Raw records

** Start **

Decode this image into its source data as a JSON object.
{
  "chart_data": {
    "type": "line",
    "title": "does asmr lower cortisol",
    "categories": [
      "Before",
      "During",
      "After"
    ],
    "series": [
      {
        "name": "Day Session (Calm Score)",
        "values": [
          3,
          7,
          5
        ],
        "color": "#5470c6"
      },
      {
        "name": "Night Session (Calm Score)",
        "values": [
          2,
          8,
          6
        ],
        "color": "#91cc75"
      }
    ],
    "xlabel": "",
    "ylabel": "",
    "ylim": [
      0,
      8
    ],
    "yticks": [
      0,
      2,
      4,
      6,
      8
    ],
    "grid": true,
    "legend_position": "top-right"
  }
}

** End **

Quote all the records exactly, please, leaving none out.

# [Finished task]
Decode this image into its source data as a JSON object.
{
  "chart_data": {
    "type": "line",
    "title": "does asmr lower cortisol",
    "categories": [
      "Before",
      "During",
      "After"
    ],
    "series": [
      {
        "name": "Day Session (Calm Score)",
        "values": [
          3,
          7,
          5
        ],
        "color": "#5470c6"
      },
      {
        "name": "Night Session (Calm Score)",
        "values": [
          2,
          8,
          6
        ],
        "color": "#91cc75"
      }
    ],
    "xlabel": "",
    "ylabel": "",
    "ylim": [
      0,
      8
    ],
    "yticks": [
      0,
      2,
      4,
      6,
      8
    ],
    "grid": true,
    "legend_position": "top-right"
  }
}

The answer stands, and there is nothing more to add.